Stored data entries:
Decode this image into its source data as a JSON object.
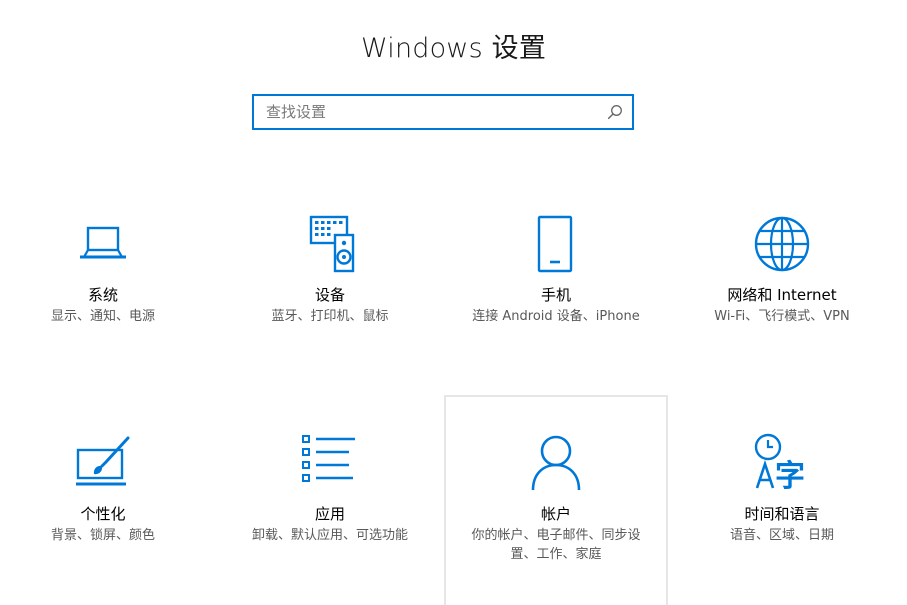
{
  "window": {
    "title": "Windows 设置"
  },
  "search": {
    "placeholder": "查找设置",
    "value": "",
    "icon": "search-icon"
  },
  "colors": {
    "accent": "#0078d7",
    "hover_border": "#e6e6e6",
    "description": "#595959"
  },
  "tiles": [
    {
      "name": "系统",
      "description": "显示、通知、电源",
      "icon": "laptop-icon"
    },
    {
      "name": "设备",
      "description": "蓝牙、打印机、鼠标",
      "icon": "keyboard-speaker-icon"
    },
    {
      "name": "手机",
      "description": "连接 Android 设备、iPhone",
      "icon": "phone-icon"
    },
    {
      "name": "网络和 Internet",
      "description": "Wi-Fi、飞行模式、VPN",
      "icon": "globe-icon"
    },
    {
      "name": "个性化",
      "description": "背景、锁屏、颜色",
      "icon": "paint-brush-icon"
    },
    {
      "name": "应用",
      "description": "卸载、默认应用、可选功能",
      "icon": "apps-list-icon"
    },
    {
      "name": "帐户",
      "description": "你的帐户、电子邮件、同步设置、工作、家庭",
      "icon": "person-icon"
    },
    {
      "name": "时间和语言",
      "description": "语音、区域、日期",
      "icon": "clock-language-icon"
    }
  ]
}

• **GIVEN TASK**
All of the material above needs to be restated exactly, with no pictures.

• **TASK RESPONSE**
Decode this image into its source data as a JSON object.
{
  "window": {
    "title": "Windows 设置"
  },
  "search": {
    "placeholder": "查找设置",
    "value": "",
    "icon": "search-icon"
  },
  "colors": {
    "accent": "#0078d7",
    "hover_border": "#e6e6e6",
    "description": "#595959"
  },
  "tiles": [
    {
      "name": "系统",
      "description": "显示、通知、电源",
      "icon": "laptop-icon"
    },
    {
      "name": "设备",
      "description": "蓝牙、打印机、鼠标",
      "icon": "keyboard-speaker-icon"
    },
    {
      "name": "手机",
      "description": "连接 Android 设备、iPhone",
      "icon": "phone-icon"
    },
    {
      "name": "网络和 Internet",
      "description": "Wi-Fi、飞行模式、VPN",
      "icon": "globe-icon"
    },
    {
      "name": "个性化",
      "description": "背景、锁屏、颜色",
      "icon": "paint-brush-icon"
    },
    {
      "name": "应用",
      "description": "卸载、默认应用、可选功能",
      "icon": "apps-list-icon"
    },
    {
      "name": "帐户",
      "description": "你的帐户、电子邮件、同步设置、工作、家庭",
      "icon": "person-icon"
    },
    {
      "name": "时间和语言",
      "description": "语音、区域、日期",
      "icon": "clock-language-icon"
    }
  ]
}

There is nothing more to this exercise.